## The problem
Copy each record exactly as it reads, leaving out any pictures it holds.

===== Records provided

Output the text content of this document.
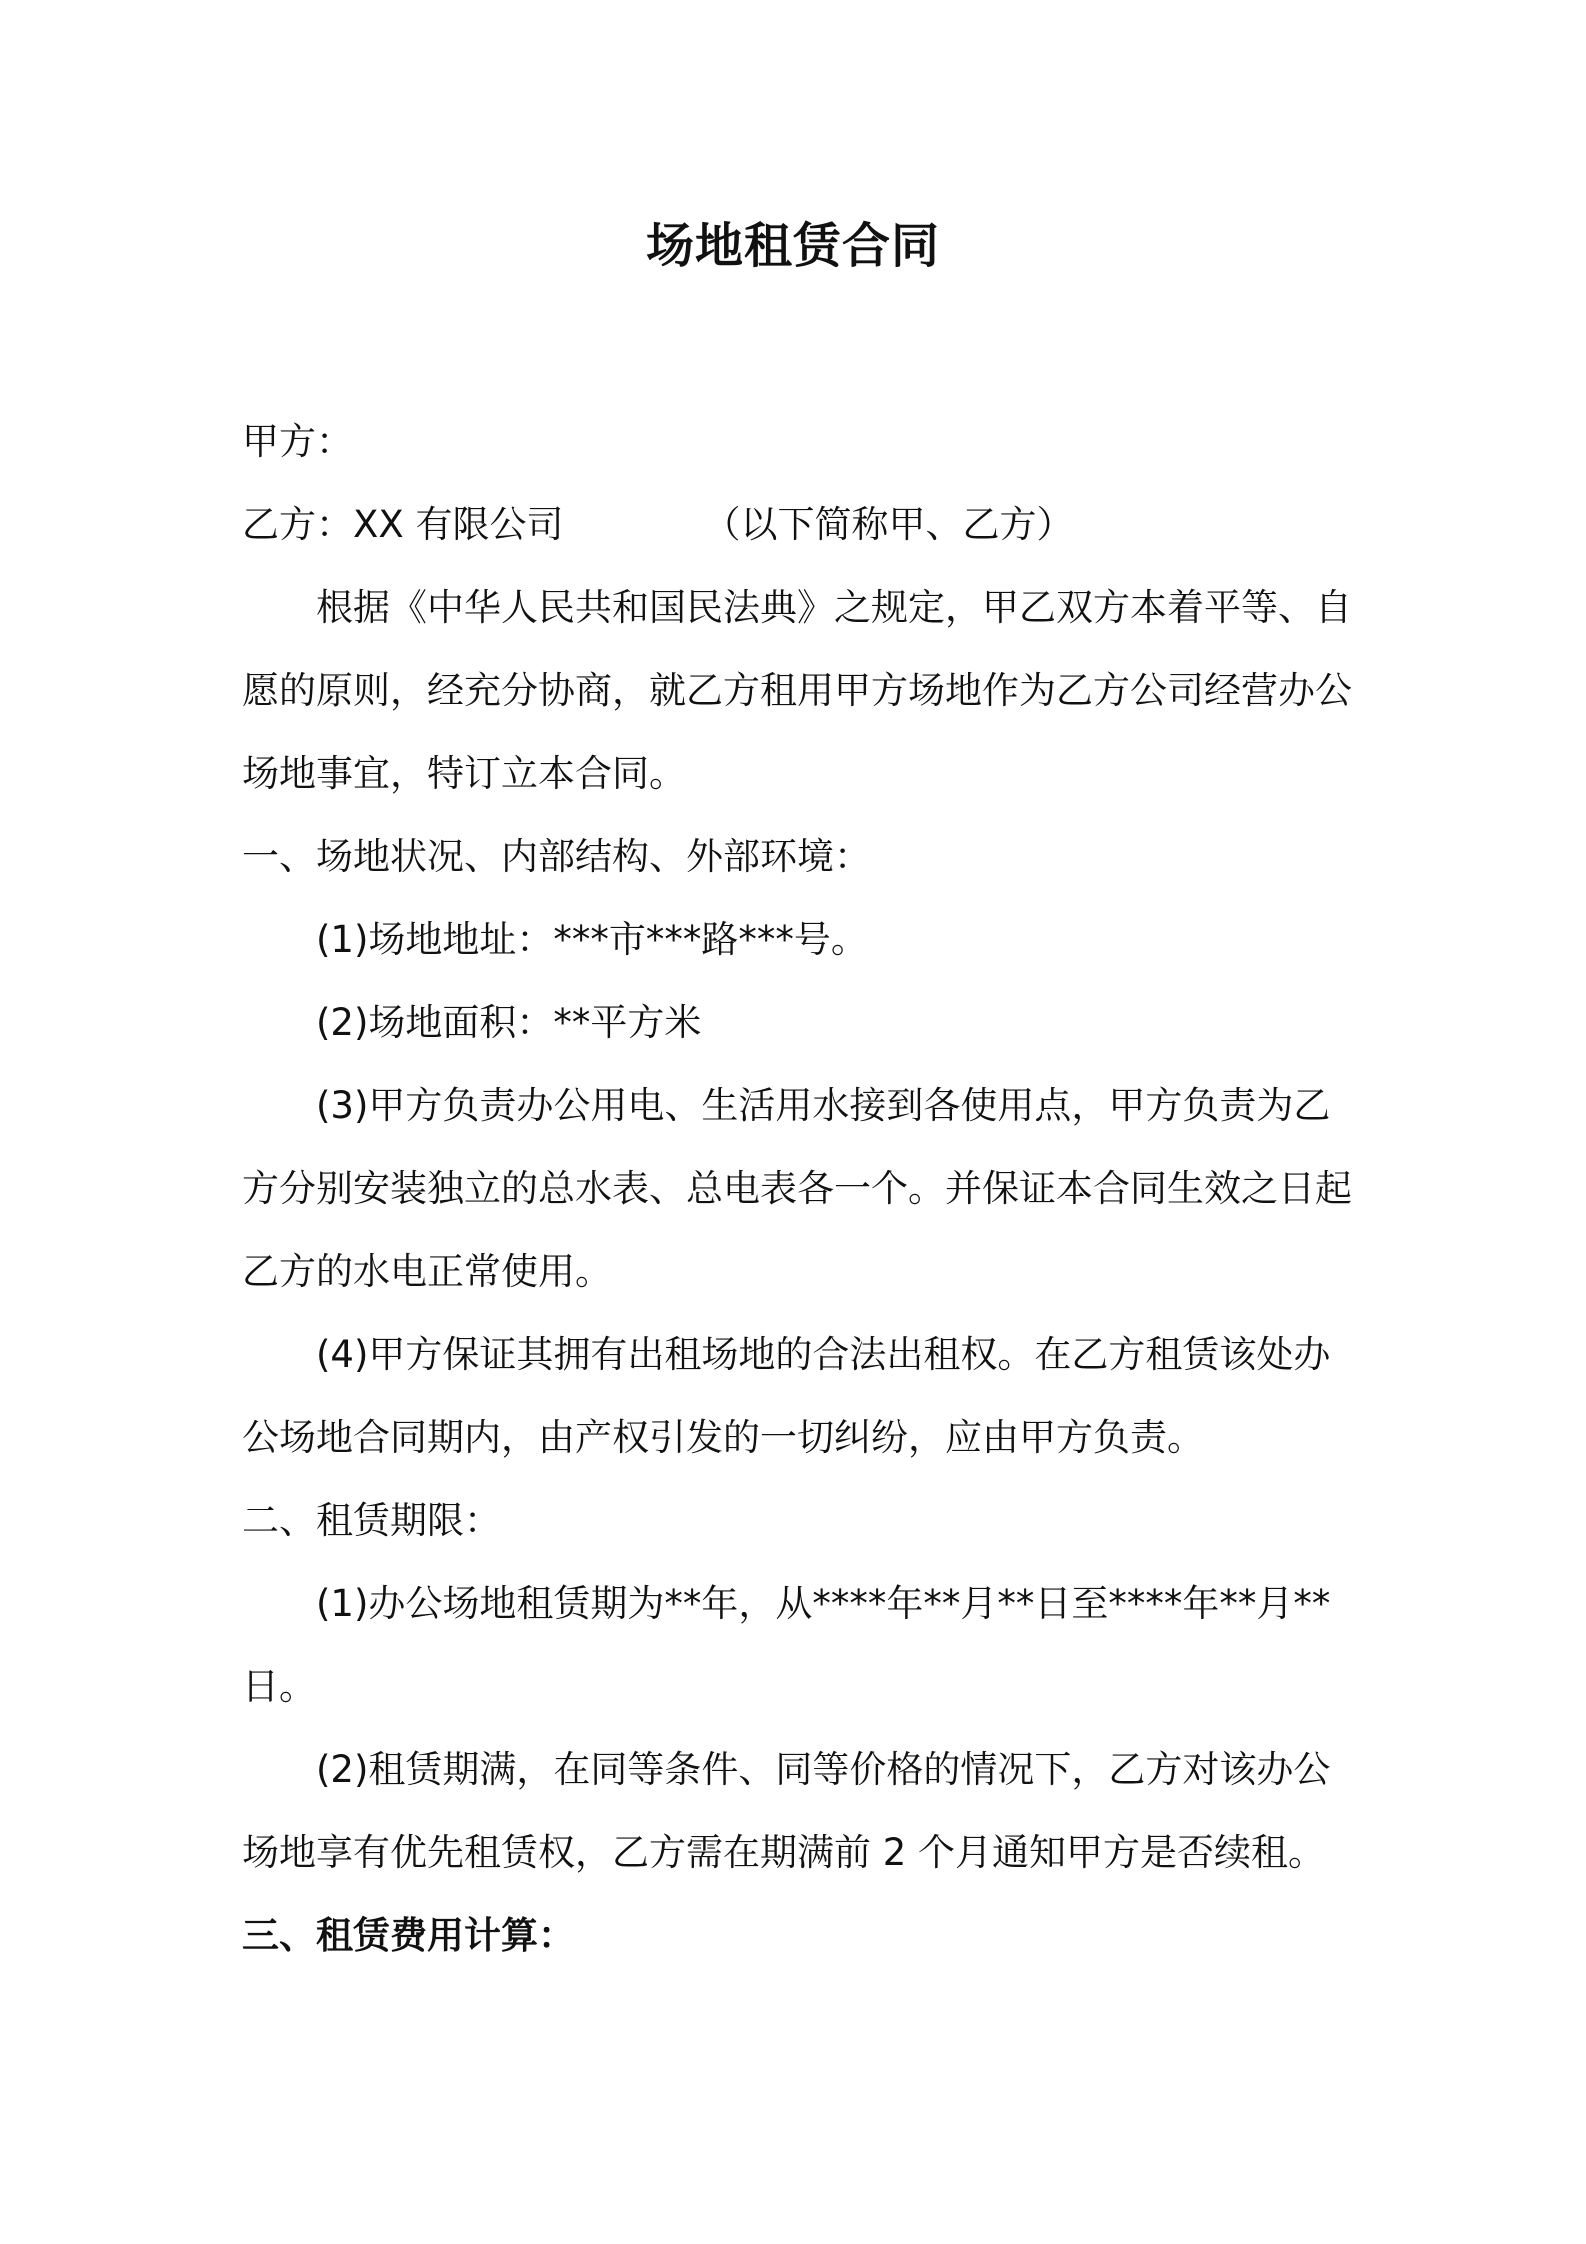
场地租赁合同

甲方：

乙方：XX 有限公司	（以下简称甲、乙方）

根据《中华人民共和国民法典》之规定，甲乙双方本着平等、自

愿的原则，经充分协商，就乙方租用甲方场地作为乙方公司经营办公

场地事宜，特订立本合同。

一、场地状况、内部结构、外部环境：

(1)场地地址：***市***路***号。

(2)场地面积：**平方米

(3)甲方负责办公用电、生活用水接到各使用点，甲方负责为乙

方分别安装独立的总水表、总电表各一个。并保证本合同生效之日起

乙方的水电正常使用。

(4)甲方保证其拥有出租场地的合法出租权。在乙方租赁该处办

公场地合同期内，由产权引发的一切纠纷，应由甲方负责。

二、租赁期限：

(1)办公场地租赁期为**年，从****年**月**日至****年**月**

日。

(2)租赁期满，在同等条件、同等价格的情况下，乙方对该办公

场地享有优先租赁权，乙方需在期满前 2 个月通知甲方是否续租。

三、租赁费用计算：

==========

## Response to the exercise
Output the text content of this document.
场地租赁合同

甲方：

乙方：XX 有限公司	（以下简称甲、乙方）

根据《中华人民共和国民法典》之规定，甲乙双方本着平等、自

愿的原则，经充分协商，就乙方租用甲方场地作为乙方公司经营办公

场地事宜，特订立本合同。

一、场地状况、内部结构、外部环境：

(1)场地地址：***市***路***号。

(2)场地面积：**平方米

(3)甲方负责办公用电、生活用水接到各使用点，甲方负责为乙

方分别安装独立的总水表、总电表各一个。并保证本合同生效之日起

乙方的水电正常使用。

(4)甲方保证其拥有出租场地的合法出租权。在乙方租赁该处办

公场地合同期内，由产权引发的一切纠纷，应由甲方负责。

二、租赁期限：

(1)办公场地租赁期为**年，从****年**月**日至****年**月**

日。

(2)租赁期满，在同等条件、同等价格的情况下，乙方对该办公

场地享有优先租赁权，乙方需在期满前 2 个月通知甲方是否续租。

三、租赁费用计算：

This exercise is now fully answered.